GOAL. From the entries below, list each line with "square".
━━ LISTED RECORDS
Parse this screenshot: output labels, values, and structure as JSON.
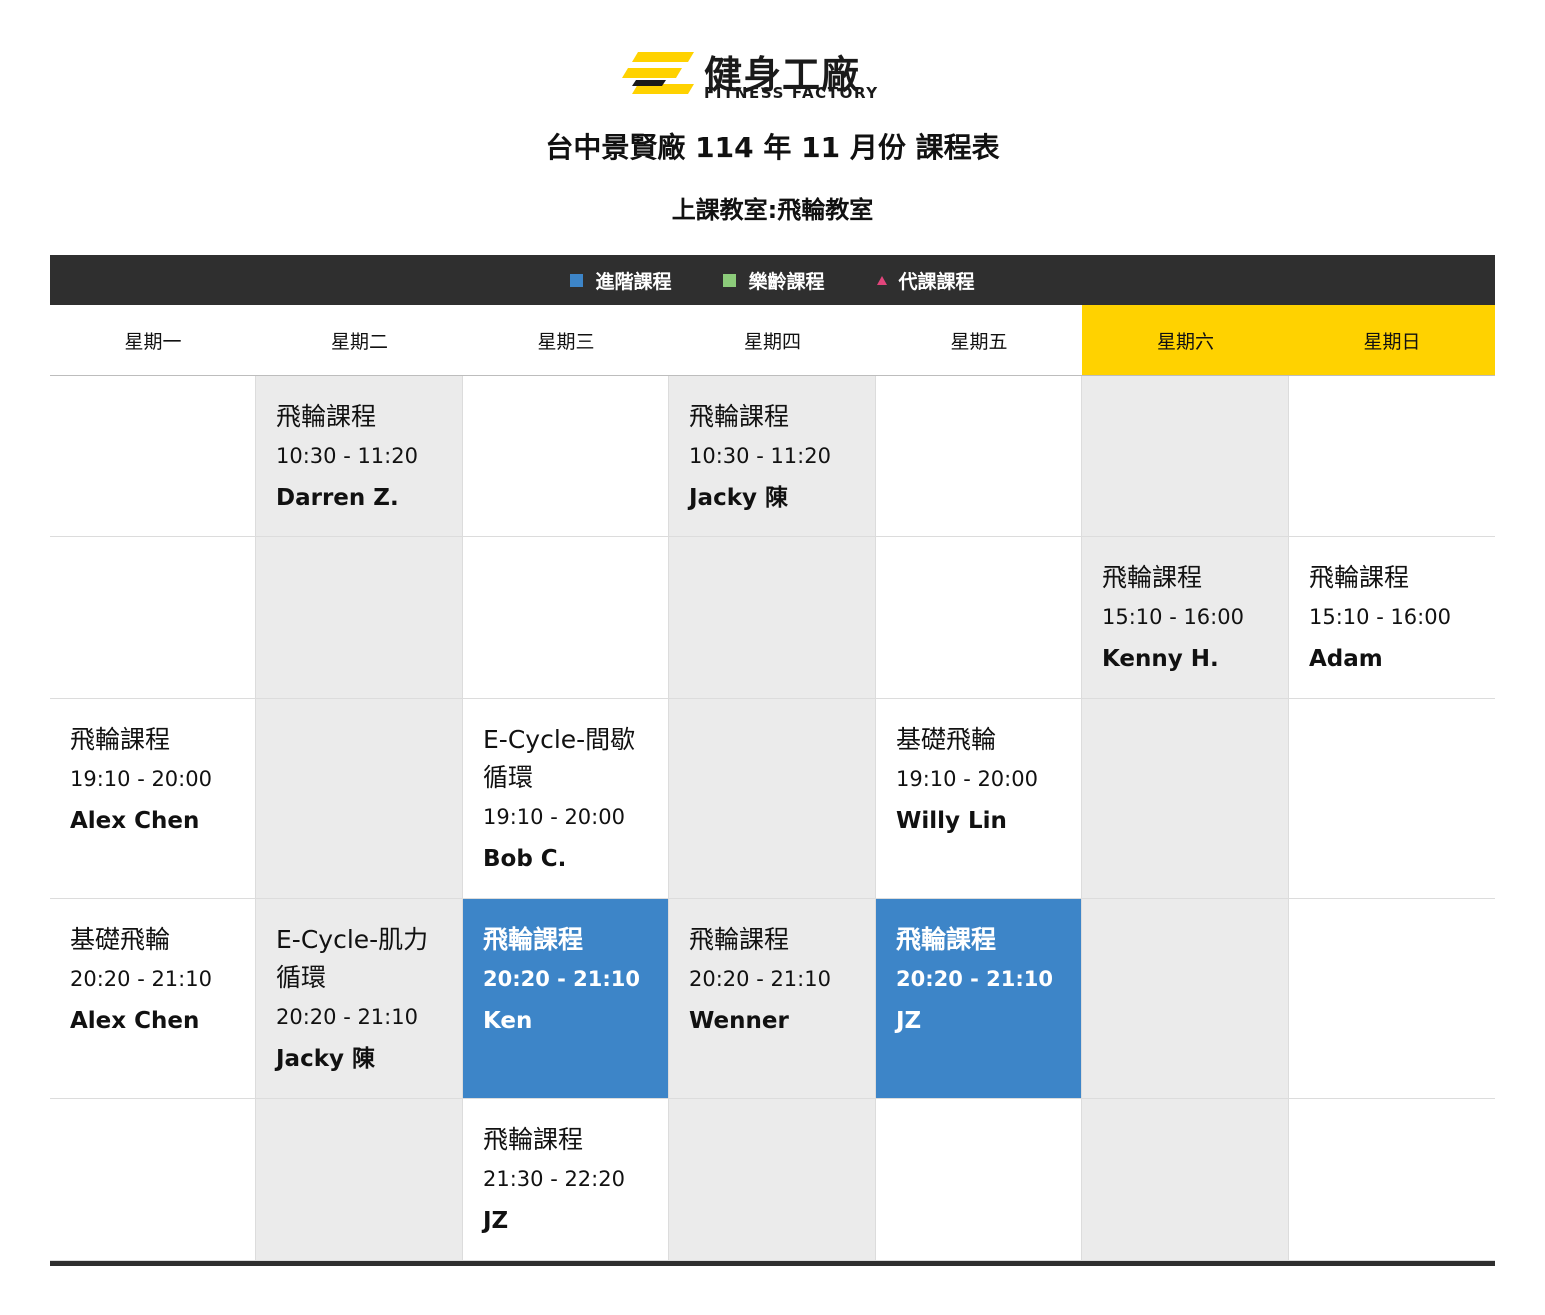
{
  "logo": {
    "zh": "健身工廠",
    "en": "FITNESS FACTORY",
    "colors": {
      "yellow": "#ffd200",
      "dark": "#1a1a1a"
    }
  },
  "title": "台中景賢廠 114 年 11 月份 課程表",
  "subtitle": "上課教室:飛輪教室",
  "legend": [
    {
      "label": "進階課程",
      "marker": "blue-square",
      "color": "#3d85c8"
    },
    {
      "label": "樂齡課程",
      "marker": "green-square",
      "color": "#8ccb7a"
    },
    {
      "label": "代課課程",
      "marker": "pink-triangle",
      "color": "#e2457b"
    }
  ],
  "days": [
    "星期一",
    "星期二",
    "星期三",
    "星期四",
    "星期五",
    "星期六",
    "星期日"
  ],
  "rows": [
    [
      null,
      {
        "name": "飛輪課程",
        "time": "10:30 - 11:20",
        "coach": "Darren Z."
      },
      null,
      {
        "name": "飛輪課程",
        "time": "10:30 - 11:20",
        "coach": "Jacky 陳"
      },
      null,
      null,
      null
    ],
    [
      null,
      null,
      null,
      null,
      null,
      {
        "name": "飛輪課程",
        "time": "15:10 - 16:00",
        "coach": "Kenny H."
      },
      {
        "name": "飛輪課程",
        "time": "15:10 - 16:00",
        "coach": "Adam"
      }
    ],
    [
      {
        "name": "飛輪課程",
        "time": "19:10 - 20:00",
        "coach": "Alex Chen"
      },
      null,
      {
        "name": "E-Cycle-間歇循環",
        "time": "19:10 - 20:00",
        "coach": "Bob C."
      },
      null,
      {
        "name": "基礎飛輪",
        "time": "19:10 - 20:00",
        "coach": "Willy Lin"
      },
      null,
      null
    ],
    [
      {
        "name": "基礎飛輪",
        "time": "20:20 - 21:10",
        "coach": "Alex Chen"
      },
      {
        "name": "E-Cycle-肌力循環",
        "time": "20:20 - 21:10",
        "coach": "Jacky 陳"
      },
      {
        "name": "飛輪課程",
        "time": "20:20 - 21:10",
        "coach": "Ken",
        "type": "advanced"
      },
      {
        "name": "飛輪課程",
        "time": "20:20 - 21:10",
        "coach": "Wenner"
      },
      {
        "name": "飛輪課程",
        "time": "20:20 - 21:10",
        "coach": "JZ",
        "type": "advanced"
      },
      null,
      null
    ],
    [
      null,
      null,
      {
        "name": "飛輪課程",
        "time": "21:30 - 22:20",
        "coach": "JZ"
      },
      null,
      null,
      null,
      null
    ]
  ],
  "colors": {
    "legend_bar": "#2f2f2f",
    "weekend_header": "#ffd200",
    "advanced_cell": "#3d85c8",
    "alt_column": "#ebebeb"
  }
}
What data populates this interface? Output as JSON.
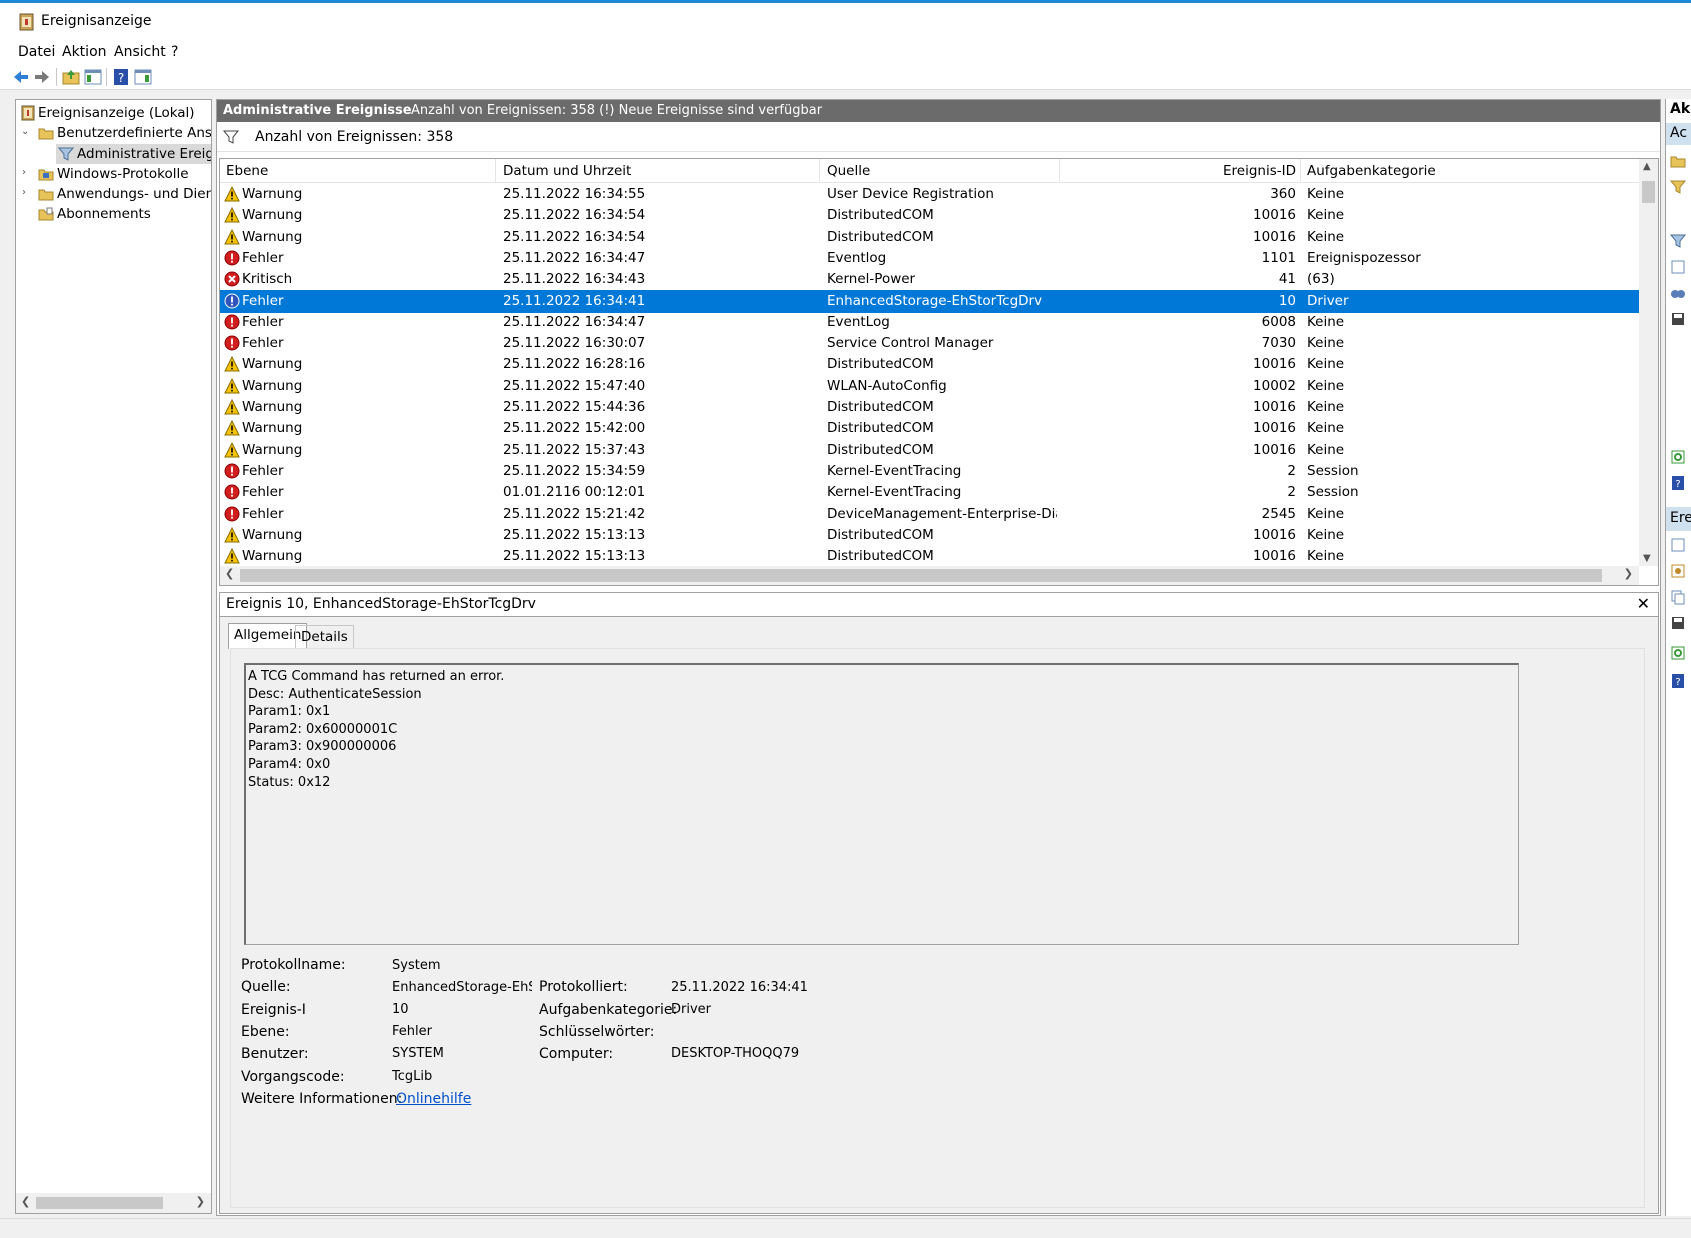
{
  "window": {
    "title": "Ereignisanzeige"
  },
  "menu": [
    "Datei",
    "Aktion",
    "Ansicht",
    "?"
  ],
  "tree": {
    "root": "Ereignisanzeige (Lokal)",
    "custom_views": "Benutzerdefinierte Ansic",
    "admin_events": "Administrative Ereigr",
    "windows_logs": "Windows-Protokolle",
    "app_logs": "Anwendungs- und Dien:",
    "subscriptions": "Abonnements"
  },
  "header": {
    "title": "Administrative Ereignisse",
    "info": "Anzahl von Ereignissen: 358 (!) Neue Ereignisse sind verfügbar"
  },
  "filter_text": "Anzahl von Ereignissen: 358",
  "columns": {
    "level": "Ebene",
    "date": "Datum und Uhrzeit",
    "source": "Quelle",
    "id": "Ereignis-ID",
    "category": "Aufgabenkategorie"
  },
  "events": [
    {
      "level": "Warnung",
      "type": "warning",
      "date": "25.11.2022 16:34:55",
      "source": "User Device Registration",
      "id": "360",
      "category": "Keine"
    },
    {
      "level": "Warnung",
      "type": "warning",
      "date": "25.11.2022 16:34:54",
      "source": "DistributedCOM",
      "id": "10016",
      "category": "Keine"
    },
    {
      "level": "Warnung",
      "type": "warning",
      "date": "25.11.2022 16:34:54",
      "source": "DistributedCOM",
      "id": "10016",
      "category": "Keine"
    },
    {
      "level": "Fehler",
      "type": "error",
      "date": "25.11.2022 16:34:47",
      "source": "Eventlog",
      "id": "1101",
      "category": "Ereignispozessor"
    },
    {
      "level": "Kritisch",
      "type": "critical",
      "date": "25.11.2022 16:34:43",
      "source": "Kernel-Power",
      "id": "41",
      "category": "(63)"
    },
    {
      "level": "Fehler",
      "type": "error",
      "date": "25.11.2022 16:34:41",
      "source": "EnhancedStorage-EhStorTcgDrv",
      "id": "10",
      "category": "Driver",
      "selected": true
    },
    {
      "level": "Fehler",
      "type": "error",
      "date": "25.11.2022 16:34:47",
      "source": "EventLog",
      "id": "6008",
      "category": "Keine"
    },
    {
      "level": "Fehler",
      "type": "error",
      "date": "25.11.2022 16:30:07",
      "source": "Service Control Manager",
      "id": "7030",
      "category": "Keine"
    },
    {
      "level": "Warnung",
      "type": "warning",
      "date": "25.11.2022 16:28:16",
      "source": "DistributedCOM",
      "id": "10016",
      "category": "Keine"
    },
    {
      "level": "Warnung",
      "type": "warning",
      "date": "25.11.2022 15:47:40",
      "source": "WLAN-AutoConfig",
      "id": "10002",
      "category": "Keine"
    },
    {
      "level": "Warnung",
      "type": "warning",
      "date": "25.11.2022 15:44:36",
      "source": "DistributedCOM",
      "id": "10016",
      "category": "Keine"
    },
    {
      "level": "Warnung",
      "type": "warning",
      "date": "25.11.2022 15:42:00",
      "source": "DistributedCOM",
      "id": "10016",
      "category": "Keine"
    },
    {
      "level": "Warnung",
      "type": "warning",
      "date": "25.11.2022 15:37:43",
      "source": "DistributedCOM",
      "id": "10016",
      "category": "Keine"
    },
    {
      "level": "Fehler",
      "type": "error",
      "date": "25.11.2022 15:34:59",
      "source": "Kernel-EventTracing",
      "id": "2",
      "category": "Session"
    },
    {
      "level": "Fehler",
      "type": "error",
      "date": "01.01.2116 00:12:01",
      "source": "Kernel-EventTracing",
      "id": "2",
      "category": "Session"
    },
    {
      "level": "Fehler",
      "type": "error",
      "date": "25.11.2022 15:21:42",
      "source": "DeviceManagement-Enterprise-Diagn…",
      "id": "2545",
      "category": "Keine"
    },
    {
      "level": "Warnung",
      "type": "warning",
      "date": "25.11.2022 15:13:13",
      "source": "DistributedCOM",
      "id": "10016",
      "category": "Keine"
    },
    {
      "level": "Warnung",
      "type": "warning",
      "date": "25.11.2022 15:13:13",
      "source": "DistributedCOM",
      "id": "10016",
      "category": "Keine"
    }
  ],
  "detail": {
    "title": "Ereignis 10, EnhancedStorage-EhStorTcgDrv",
    "tab_general": "Allgemein",
    "tab_details": "Details",
    "description": [
      "A TCG Command has returned an error.",
      "Desc: AuthenticateSession",
      "Param1: 0x1",
      "Param2: 0x60000001C",
      "Param3: 0x900000006",
      "Param4: 0x0",
      "Status: 0x12"
    ],
    "labels": {
      "log_name": "Protokollname:",
      "source": "Quelle:",
      "event_id": "Ereignis-I",
      "level": "Ebene:",
      "user": "Benutzer:",
      "opcode": "Vorgangscode:",
      "more_info": "Weitere Informationen:",
      "logged": "Protokolliert:",
      "task_category": "Aufgabenkategorie:",
      "keywords": "Schlüsselwörter:",
      "computer": "Computer:"
    },
    "values": {
      "log_name": "System",
      "source": "EnhancedStorage-EhStor",
      "event_id": "10",
      "level": "Fehler",
      "user": "SYSTEM",
      "opcode": "TcgLib",
      "more_info_link": "Onlinehilfe",
      "logged": "25.11.2022 16:34:41",
      "task_category": "Driver",
      "keywords": "",
      "computer": "DESKTOP-THOQQ79"
    }
  },
  "actions": {
    "header": "Ak",
    "sub1": "Ac",
    "sub2": "Ere"
  }
}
━━━━
EXERCISE OUTPUT.
      "marker": "blue-square",
      "marker": "green-square",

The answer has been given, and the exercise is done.